Set task:
Could you rewrite every line of the listing as a Markdown table with a Row column for the row number and a Line column for the line's text, dropping any blank lines?

Working data:
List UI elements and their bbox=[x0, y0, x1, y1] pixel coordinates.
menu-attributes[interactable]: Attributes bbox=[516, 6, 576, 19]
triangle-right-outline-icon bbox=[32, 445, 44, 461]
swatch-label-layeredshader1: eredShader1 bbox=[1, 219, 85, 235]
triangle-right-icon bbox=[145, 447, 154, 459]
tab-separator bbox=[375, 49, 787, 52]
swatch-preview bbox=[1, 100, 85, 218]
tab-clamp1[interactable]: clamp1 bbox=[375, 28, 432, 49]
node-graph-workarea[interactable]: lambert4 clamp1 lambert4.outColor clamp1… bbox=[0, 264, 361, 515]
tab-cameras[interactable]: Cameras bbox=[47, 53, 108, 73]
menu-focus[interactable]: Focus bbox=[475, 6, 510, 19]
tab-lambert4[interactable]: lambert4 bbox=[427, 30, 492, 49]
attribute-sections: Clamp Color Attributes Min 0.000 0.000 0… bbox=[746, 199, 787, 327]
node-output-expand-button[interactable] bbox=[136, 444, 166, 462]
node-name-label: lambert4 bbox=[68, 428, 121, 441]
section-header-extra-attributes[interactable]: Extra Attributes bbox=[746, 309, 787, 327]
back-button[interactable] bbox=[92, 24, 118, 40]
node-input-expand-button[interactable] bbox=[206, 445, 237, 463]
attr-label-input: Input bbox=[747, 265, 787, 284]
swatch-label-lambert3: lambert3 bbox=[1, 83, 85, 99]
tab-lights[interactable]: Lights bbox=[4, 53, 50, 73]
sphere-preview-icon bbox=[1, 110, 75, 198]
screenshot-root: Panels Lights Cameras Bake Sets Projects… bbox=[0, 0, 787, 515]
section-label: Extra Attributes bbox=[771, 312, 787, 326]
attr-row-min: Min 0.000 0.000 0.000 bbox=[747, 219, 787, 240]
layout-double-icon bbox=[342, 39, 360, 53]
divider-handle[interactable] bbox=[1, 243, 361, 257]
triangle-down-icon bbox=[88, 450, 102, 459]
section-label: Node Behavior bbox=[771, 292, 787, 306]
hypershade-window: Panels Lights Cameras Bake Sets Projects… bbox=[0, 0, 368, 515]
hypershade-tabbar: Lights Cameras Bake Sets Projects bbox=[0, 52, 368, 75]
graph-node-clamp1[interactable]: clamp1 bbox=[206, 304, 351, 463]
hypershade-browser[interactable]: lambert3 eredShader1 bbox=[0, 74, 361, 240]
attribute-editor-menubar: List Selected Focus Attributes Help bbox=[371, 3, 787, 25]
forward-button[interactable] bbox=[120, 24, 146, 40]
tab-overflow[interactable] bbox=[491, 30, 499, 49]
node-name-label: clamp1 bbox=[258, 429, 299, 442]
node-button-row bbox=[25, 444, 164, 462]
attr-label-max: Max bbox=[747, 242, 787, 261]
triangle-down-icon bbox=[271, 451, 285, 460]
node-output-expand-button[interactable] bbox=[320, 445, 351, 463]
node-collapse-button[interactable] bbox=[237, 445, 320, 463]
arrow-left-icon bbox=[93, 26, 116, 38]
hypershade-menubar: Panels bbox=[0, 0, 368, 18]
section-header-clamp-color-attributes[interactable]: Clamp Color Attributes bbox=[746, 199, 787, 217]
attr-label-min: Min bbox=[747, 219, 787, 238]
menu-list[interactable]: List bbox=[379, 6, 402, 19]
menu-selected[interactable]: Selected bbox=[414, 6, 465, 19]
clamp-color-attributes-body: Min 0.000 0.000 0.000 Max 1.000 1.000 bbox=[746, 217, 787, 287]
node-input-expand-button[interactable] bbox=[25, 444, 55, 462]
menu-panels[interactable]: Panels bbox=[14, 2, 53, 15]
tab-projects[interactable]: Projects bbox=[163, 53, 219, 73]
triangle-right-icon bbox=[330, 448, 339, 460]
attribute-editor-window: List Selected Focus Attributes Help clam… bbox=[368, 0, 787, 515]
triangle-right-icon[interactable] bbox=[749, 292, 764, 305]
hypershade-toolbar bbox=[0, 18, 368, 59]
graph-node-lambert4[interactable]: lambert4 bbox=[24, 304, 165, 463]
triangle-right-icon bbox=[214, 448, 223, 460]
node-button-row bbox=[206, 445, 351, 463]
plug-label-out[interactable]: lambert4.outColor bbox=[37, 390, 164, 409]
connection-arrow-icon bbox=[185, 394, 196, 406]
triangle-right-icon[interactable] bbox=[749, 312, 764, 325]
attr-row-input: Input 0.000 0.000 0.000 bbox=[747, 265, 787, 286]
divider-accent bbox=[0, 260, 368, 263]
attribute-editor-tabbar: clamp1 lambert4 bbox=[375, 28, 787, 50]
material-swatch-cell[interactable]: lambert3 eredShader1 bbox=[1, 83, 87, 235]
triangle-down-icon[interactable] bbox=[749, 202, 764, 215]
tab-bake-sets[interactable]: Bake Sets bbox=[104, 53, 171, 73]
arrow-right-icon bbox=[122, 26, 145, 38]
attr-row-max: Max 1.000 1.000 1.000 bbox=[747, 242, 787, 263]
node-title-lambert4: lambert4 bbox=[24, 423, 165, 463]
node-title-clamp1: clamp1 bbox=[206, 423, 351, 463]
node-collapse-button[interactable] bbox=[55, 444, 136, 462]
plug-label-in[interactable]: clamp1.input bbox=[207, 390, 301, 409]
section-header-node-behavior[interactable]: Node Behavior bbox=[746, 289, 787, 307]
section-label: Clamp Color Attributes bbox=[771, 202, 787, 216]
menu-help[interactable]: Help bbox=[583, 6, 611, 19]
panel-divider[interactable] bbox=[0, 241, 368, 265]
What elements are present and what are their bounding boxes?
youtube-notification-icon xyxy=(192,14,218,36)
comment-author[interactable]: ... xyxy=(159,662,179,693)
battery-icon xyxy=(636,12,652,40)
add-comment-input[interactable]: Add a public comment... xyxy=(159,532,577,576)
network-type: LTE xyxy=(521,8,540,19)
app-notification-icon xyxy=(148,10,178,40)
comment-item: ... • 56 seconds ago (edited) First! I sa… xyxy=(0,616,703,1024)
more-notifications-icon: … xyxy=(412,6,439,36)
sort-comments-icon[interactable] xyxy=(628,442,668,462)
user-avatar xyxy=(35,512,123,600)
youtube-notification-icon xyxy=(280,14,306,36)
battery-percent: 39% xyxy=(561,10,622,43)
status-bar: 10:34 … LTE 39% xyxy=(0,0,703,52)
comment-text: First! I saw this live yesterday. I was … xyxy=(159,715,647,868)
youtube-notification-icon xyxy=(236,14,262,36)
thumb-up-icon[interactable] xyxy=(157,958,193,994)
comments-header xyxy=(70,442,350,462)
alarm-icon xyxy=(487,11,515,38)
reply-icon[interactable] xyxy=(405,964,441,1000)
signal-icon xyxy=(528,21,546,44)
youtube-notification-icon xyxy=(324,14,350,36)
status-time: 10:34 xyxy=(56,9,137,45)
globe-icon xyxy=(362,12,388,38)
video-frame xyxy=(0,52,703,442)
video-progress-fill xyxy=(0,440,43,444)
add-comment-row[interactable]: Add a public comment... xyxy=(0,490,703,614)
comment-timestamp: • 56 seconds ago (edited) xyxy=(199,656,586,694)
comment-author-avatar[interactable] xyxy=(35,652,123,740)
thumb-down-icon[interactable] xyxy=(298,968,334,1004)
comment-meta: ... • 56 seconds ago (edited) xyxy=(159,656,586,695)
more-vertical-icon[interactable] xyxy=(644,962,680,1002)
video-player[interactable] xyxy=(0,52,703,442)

Result for this task:
| Row | Line |
|---|---|
| 1 | List UI elements and their bbox=[x0, y0, x1, y1] pixel coordinates. |
| 2 | menu-attributes[interactable]: Attributes bbox=[516, 6, 576, 19] |
| 3 | triangle-right-outline-icon bbox=[32, 445, 44, 461] |
| 4 | swatch-label-layeredshader1: eredShader1 bbox=[1, 219, 85, 235] |
| 5 | triangle-right-icon bbox=[145, 447, 154, 459] |
| 6 | tab-separator bbox=[375, 49, 787, 52] |
| 7 | swatch-preview bbox=[1, 100, 85, 218] |
| 8 | tab-clamp1[interactable]: clamp1 bbox=[375, 28, 432, 49] |
| 9 | node-graph-workarea[interactable]: lambert4 clamp1 lambert4.outColor clamp1… bbox=[0, 264, 361, 515] |
| 10 | tab-cameras[interactable]: Cameras bbox=[47, 53, 108, 73] |
| 11 | menu-focus[interactable]: Focus bbox=[475, 6, 510, 19] |
| 12 | tab-lambert4[interactable]: lambert4 bbox=[427, 30, 492, 49] |
| 13 | attribute-sections: Clamp Color Attributes Min 0.000 0.000 0… bbox=[746, 199, 787, 327] |
| 14 | node-output-expand-button[interactable] bbox=[136, 444, 166, 462] |
| 15 | node-name-label: lambert4 bbox=[68, 428, 121, 441] |
| 16 | section-header-extra-attributes[interactable]: Extra Attributes bbox=[746, 309, 787, 327] |
| 17 | back-button[interactable] bbox=[92, 24, 118, 40] |
| 18 | node-input-expand-button[interactable] bbox=[206, 445, 237, 463] |
| 19 | attr-label-input: Input bbox=[747, 265, 787, 284] |
| 20 | swatch-label-lambert3: lambert3 bbox=[1, 83, 85, 99] |
| 21 | tab-lights[interactable]: Lights bbox=[4, 53, 50, 73] |
| 22 | sphere-preview-icon bbox=[1, 110, 75, 198] |
| 23 | screenshot-root: Panels Lights Cameras Bake Sets Projects… bbox=[0, 0, 787, 515] |
| 24 | section-label: Extra Attributes bbox=[771, 312, 787, 326] |
| 25 | attr-row-min: Min 0.000 0.000 0.000 bbox=[747, 219, 787, 240] |
| 26 | layout-double-icon bbox=[342, 39, 360, 53] |
| 27 | divider-handle[interactable] bbox=[1, 243, 361, 257] |
| 28 | triangle-down-icon bbox=[88, 450, 102, 459] |
| 29 | section-label: Node Behavior bbox=[771, 292, 787, 306] |
| 30 | hypershade-window: Panels Lights Cameras Bake Sets Projects… bbox=[0, 0, 368, 515] |
| 31 | hypershade-tabbar: Lights Cameras Bake Sets Projects bbox=[0, 52, 368, 75] |
| 32 | graph-node-clamp1[interactable]: clamp1 bbox=[206, 304, 351, 463] |
| 33 | hypershade-browser[interactable]: lambert3 eredShader1 bbox=[0, 74, 361, 240] |
| 34 | attribute-editor-menubar: List Selected Focus Attributes Help bbox=[371, 3, 787, 25] |
| 35 | forward-button[interactable] bbox=[120, 24, 146, 40] |
| 36 | tab-overflow[interactable] bbox=[491, 30, 499, 49] |
| 37 | node-name-label: clamp1 bbox=[258, 429, 299, 442] |
| 38 | node-button-row bbox=[25, 444, 164, 462] |
| 39 | attr-label-max: Max bbox=[747, 242, 787, 261] |
| 40 | triangle-down-icon bbox=[271, 451, 285, 460] |
| 41 | node-output-expand-button[interactable] bbox=[320, 445, 351, 463] |
| 42 | node-collapse-button[interactable] bbox=[237, 445, 320, 463] |
| 43 | arrow-left-icon bbox=[93, 26, 116, 38] |
| 44 | hypershade-menubar: Panels bbox=[0, 0, 368, 18] |
| 45 | section-header-clamp-color-attributes[interactable]: Clamp Color Attributes bbox=[746, 199, 787, 217] |
| 46 | attr-label-min: Min bbox=[747, 219, 787, 238] |
| 47 | menu-list[interactable]: List bbox=[379, 6, 402, 19] |
| 48 | menu-selected[interactable]: Selected bbox=[414, 6, 465, 19] |
| 49 | clamp-color-attributes-body: Min 0.000 0.000 0.000 Max 1.000 1.000 bbox=[746, 217, 787, 287] |
| 50 | node-input-expand-button[interactable] bbox=[25, 444, 55, 462] |
| 51 | menu-panels[interactable]: Panels bbox=[14, 2, 53, 15] |
| 52 | tab-projects[interactable]: Projects bbox=[163, 53, 219, 73] |
| 53 | triangle-right-icon bbox=[330, 448, 339, 460] |
| 54 | attribute-editor-window: List Selected Focus Attributes Help clam… bbox=[368, 0, 787, 515] |
| 55 | triangle-right-icon[interactable] bbox=[749, 292, 764, 305] |
| 56 | hypershade-toolbar bbox=[0, 18, 368, 59] |
| 57 | graph-node-lambert4[interactable]: lambert4 bbox=[24, 304, 165, 463] |
| 58 | triangle-right-icon bbox=[214, 448, 223, 460] |
| 59 | node-button-row bbox=[206, 445, 351, 463] |
| 60 | plug-label-out[interactable]: lambert4.outColor bbox=[37, 390, 164, 409] |
| 61 | connection-arrow-icon bbox=[185, 394, 196, 406] |
| 62 | triangle-right-icon[interactable] bbox=[749, 312, 764, 325] |
| 63 | attr-row-input: Input 0.000 0.000 0.000 bbox=[747, 265, 787, 286] |
| 64 | divider-accent bbox=[0, 260, 368, 263] |
| 65 | attribute-editor-tabbar: clamp1 lambert4 bbox=[375, 28, 787, 50] |
| 66 | material-swatch-cell[interactable]: lambert3 eredShader1 bbox=[1, 83, 87, 235] |
| 67 | triangle-down-icon[interactable] bbox=[749, 202, 764, 215] |
| 68 | tab-bake-sets[interactable]: Bake Sets bbox=[104, 53, 171, 73] |
| 69 | arrow-right-icon bbox=[122, 26, 145, 38] |
| 70 | attr-row-max: Max 1.000 1.000 1.000 bbox=[747, 242, 787, 263] |
| 71 | node-title-lambert4: lambert4 bbox=[24, 423, 165, 463] |
| 72 | node-title-clamp1: clamp1 bbox=[206, 423, 351, 463] |
| 73 | node-collapse-button[interactable] bbox=[55, 444, 136, 462] |
| 74 | plug-label-in[interactable]: clamp1.input bbox=[207, 390, 301, 409] |
| 75 | section-header-node-behavior[interactable]: Node Behavior bbox=[746, 289, 787, 307] |
| 76 | section-label: Clamp Color Attributes bbox=[771, 202, 787, 216] |
| 77 | menu-help[interactable]: Help bbox=[583, 6, 611, 19] |
| 78 | panel-divider[interactable] bbox=[0, 241, 368, 265] |
| 79 | What elements are present and what are their bounding boxes? |
| 80 | youtube-notification-icon xyxy=(192,14,218,36) |
| 81 | comment-author[interactable]: ... xyxy=(159,662,179,693) |
| 82 | battery-icon xyxy=(636,12,652,40) |
| 83 | add-comment-input[interactable]: Add a public comment... xyxy=(159,532,577,576) |
| 84 | network-type: LTE xyxy=(521,8,540,19) |
| 85 | app-notification-icon xyxy=(148,10,178,40) |
| 86 | comment-item: ... • 56 seconds ago (edited) First! I sa… xyxy=(0,616,703,1024) |
| 87 | more-notifications-icon: … xyxy=(412,6,439,36) |
| 88 | sort-comments-icon[interactable] xyxy=(628,442,668,462) |
| 89 | user-avatar xyxy=(35,512,123,600) |
| 90 | youtube-notification-icon xyxy=(280,14,306,36) |
| 91 | battery-percent: 39% xyxy=(561,10,622,43) |
| 92 | status-bar: 10:34 … LTE 39% xyxy=(0,0,703,52) |
| 93 | comment-text: First! I saw this live yesterday. I was … xyxy=(159,715,647,868) |
| 94 | youtube-notification-icon xyxy=(236,14,262,36) |
| 95 | thumb-up-icon[interactable] xyxy=(157,958,193,994) |
| 96 | comments-header xyxy=(70,442,350,462) |
| 97 | alarm-icon xyxy=(487,11,515,38) |
| 98 | reply-icon[interactable] xyxy=(405,964,441,1000) |
| 99 | signal-icon xyxy=(528,21,546,44) |
| 100 | youtube-notification-icon xyxy=(324,14,350,36) |
| 101 | status-time: 10:34 xyxy=(56,9,137,45) |
| 102 | globe-icon xyxy=(362,12,388,38) |
| 103 | video-frame xyxy=(0,52,703,442) |
| 104 | video-progress-fill xyxy=(0,440,43,444) |
| 105 | add-comment-row[interactable]: Add a public comment... xyxy=(0,490,703,614) |
| 106 | comment-timestamp: • 56 seconds ago (edited) xyxy=(199,656,586,694) |
| 107 | comment-author-avatar[interactable] xyxy=(35,652,123,740) |
| 108 | thumb-down-icon[interactable] xyxy=(298,968,334,1004) |
| 109 | comment-meta: ... • 56 seconds ago (edited) xyxy=(159,656,586,695) |
| 110 | more-vertical-icon[interactable] xyxy=(644,962,680,1002) |
| 111 | video-player[interactable] xyxy=(0,52,703,442) |